What the exercise asks:
For the data below, report the number of lines that contain the string "title" and nothing else.

Information given:
========================================
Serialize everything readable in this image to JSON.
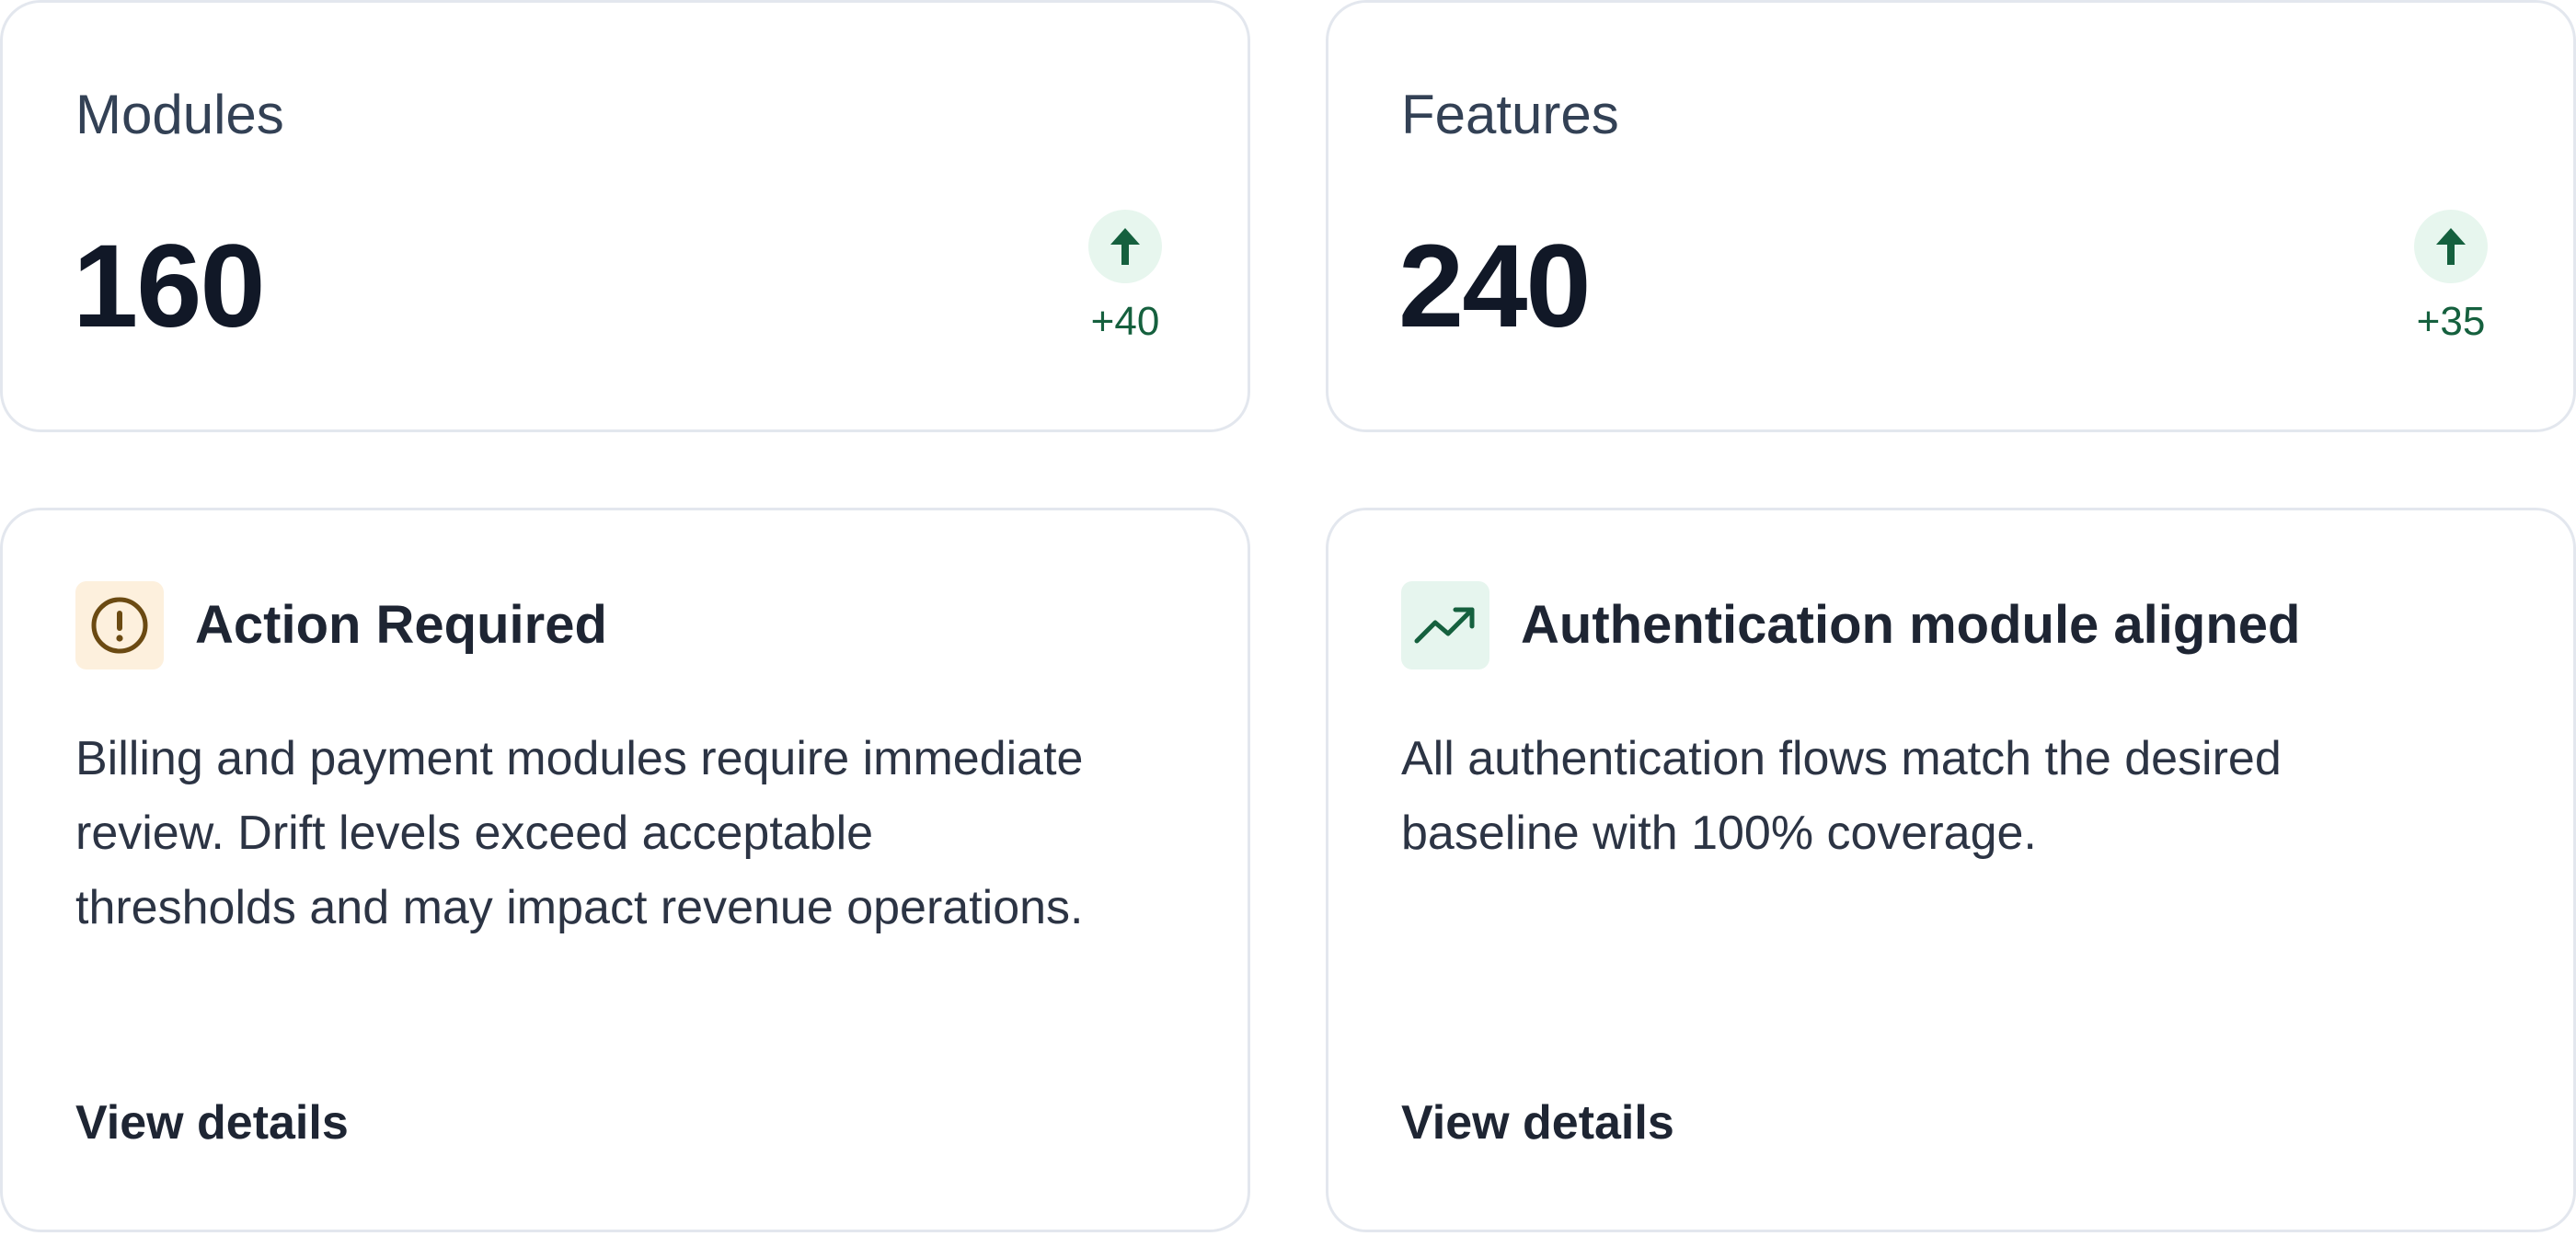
{
  "stats": [
    {
      "label": "Modules",
      "value": "160",
      "delta": "+40",
      "delta_icon": "arrow-up-icon"
    },
    {
      "label": "Features",
      "value": "240",
      "delta": "+35",
      "delta_icon": "arrow-up-icon"
    }
  ],
  "alerts": [
    {
      "icon": "alert-circle-icon",
      "title": "Action Required",
      "description": "Billing and payment modules require immediate review. Drift levels exceed acceptable thresholds and may impact revenue operations.",
      "link": "View details"
    },
    {
      "icon": "trending-up-icon",
      "title": "Authentication module aligned",
      "description": "All authentication flows match the desired baseline with 100% coverage.",
      "link": "View details"
    }
  ],
  "colors": {
    "positive": "#15603e",
    "positive_bg": "#e7f6ee",
    "warning": "#6b4a12",
    "warning_bg": "#fdf0dd",
    "border": "#e3e7ee",
    "text": "#1e2533"
  }
}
========================================
Response:
2